What you should do: Filter the entries and keep only the lines where the string "Calculator" appears.

+++ Data shown +++

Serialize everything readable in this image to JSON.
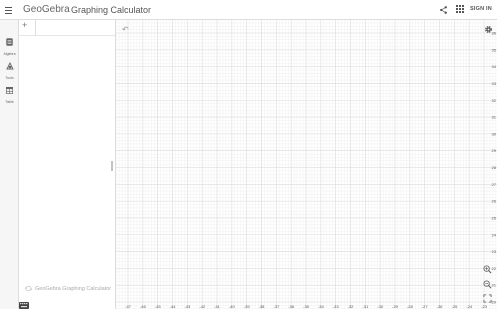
{
  "header": {
    "logo": "GeoGebra",
    "title": "Graphing Calculator",
    "signin_label": "SIGN IN"
  },
  "sidebar": {
    "items": [
      {
        "label": "Algebra"
      },
      {
        "label": "Tools"
      },
      {
        "label": "Table"
      }
    ]
  },
  "algebra": {
    "footer_brand": "GeoGebra Graphing Calculator"
  },
  "graph": {
    "y_ticks": [
      "36",
      "35",
      "34",
      "33",
      "32",
      "31",
      "30",
      "29",
      "28",
      "27",
      "26",
      "25",
      "24",
      "23",
      "22",
      "21",
      "20"
    ],
    "x_ticks": [
      "-47",
      "-46",
      "-45",
      "-44",
      "-43",
      "-42",
      "-41",
      "-40",
      "-39",
      "-38",
      "-37",
      "-36",
      "-35",
      "-34",
      "-33",
      "-32",
      "-31",
      "-30",
      "-29",
      "-28",
      "-27",
      "-26",
      "-25",
      "-24",
      "-23"
    ]
  }
}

+++

Output of the exercise:
    "title": "Graphing Calculator",
    "footer_brand": "GeoGebra Graphing Calculator"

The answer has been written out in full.